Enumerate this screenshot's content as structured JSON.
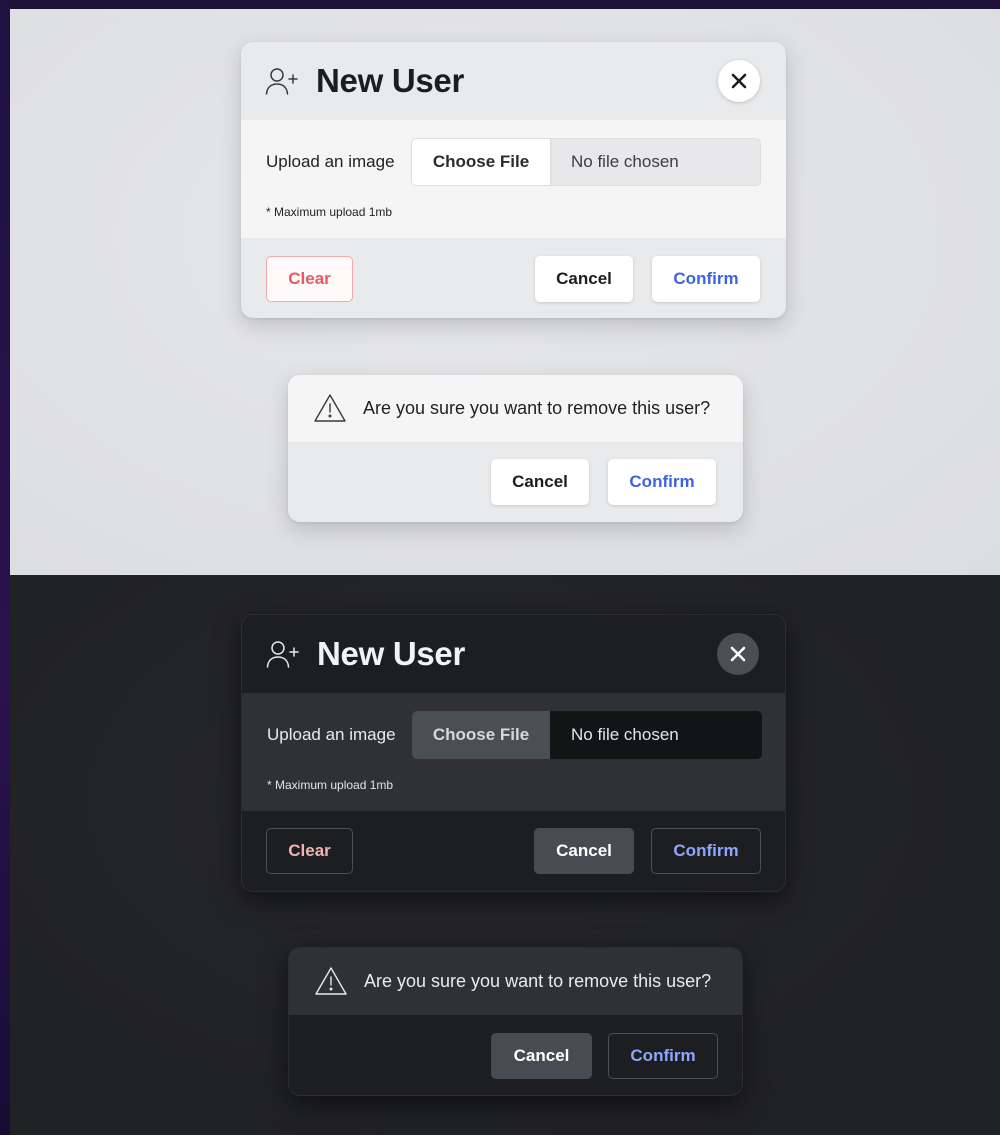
{
  "themes": {
    "light": {
      "new_user_dialog": {
        "title": "New User",
        "upload_label": "Upload an image",
        "choose_file_label": "Choose File",
        "file_status": "No file chosen",
        "max_upload_note": "* Maximum upload 1mb",
        "clear_label": "Clear",
        "cancel_label": "Cancel",
        "confirm_label": "Confirm"
      },
      "confirm_dialog": {
        "message": "Are you sure you want to remove this user?",
        "cancel_label": "Cancel",
        "confirm_label": "Confirm"
      }
    },
    "dark": {
      "new_user_dialog": {
        "title": "New User",
        "upload_label": "Upload an image",
        "choose_file_label": "Choose File",
        "file_status": "No file chosen",
        "max_upload_note": "* Maximum upload 1mb",
        "clear_label": "Clear",
        "cancel_label": "Cancel",
        "confirm_label": "Confirm"
      },
      "confirm_dialog": {
        "message": "Are you sure you want to remove this user?",
        "cancel_label": "Cancel",
        "confirm_label": "Confirm"
      }
    }
  },
  "icons": {
    "title_icon": "user-plus-icon",
    "close_icon": "close-icon",
    "alert_icon": "warning-triangle-icon"
  },
  "colors": {
    "light_confirm": "#3d64df",
    "light_clear": "#e65b64",
    "dark_confirm": "#8fa6ff",
    "dark_clear": "#f3b3b5"
  }
}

★ ★ ★

### STATED PROBLEM
Reproduce the full material exactly, excluding the pictures.

### RESULT
Enumerate this screenshot's content as structured JSON.
{
  "themes": {
    "light": {
      "new_user_dialog": {
        "title": "New User",
        "upload_label": "Upload an image",
        "choose_file_label": "Choose File",
        "file_status": "No file chosen",
        "max_upload_note": "* Maximum upload 1mb",
        "clear_label": "Clear",
        "cancel_label": "Cancel",
        "confirm_label": "Confirm"
      },
      "confirm_dialog": {
        "message": "Are you sure you want to remove this user?",
        "cancel_label": "Cancel",
        "confirm_label": "Confirm"
      }
    },
    "dark": {
      "new_user_dialog": {
        "title": "New User",
        "upload_label": "Upload an image",
        "choose_file_label": "Choose File",
        "file_status": "No file chosen",
        "max_upload_note": "* Maximum upload 1mb",
        "clear_label": "Clear",
        "cancel_label": "Cancel",
        "confirm_label": "Confirm"
      },
      "confirm_dialog": {
        "message": "Are you sure you want to remove this user?",
        "cancel_label": "Cancel",
        "confirm_label": "Confirm"
      }
    }
  },
  "icons": {
    "title_icon": "user-plus-icon",
    "close_icon": "close-icon",
    "alert_icon": "warning-triangle-icon"
  },
  "colors": {
    "light_confirm": "#3d64df",
    "light_clear": "#e65b64",
    "dark_confirm": "#8fa6ff",
    "dark_clear": "#f3b3b5"
  }
}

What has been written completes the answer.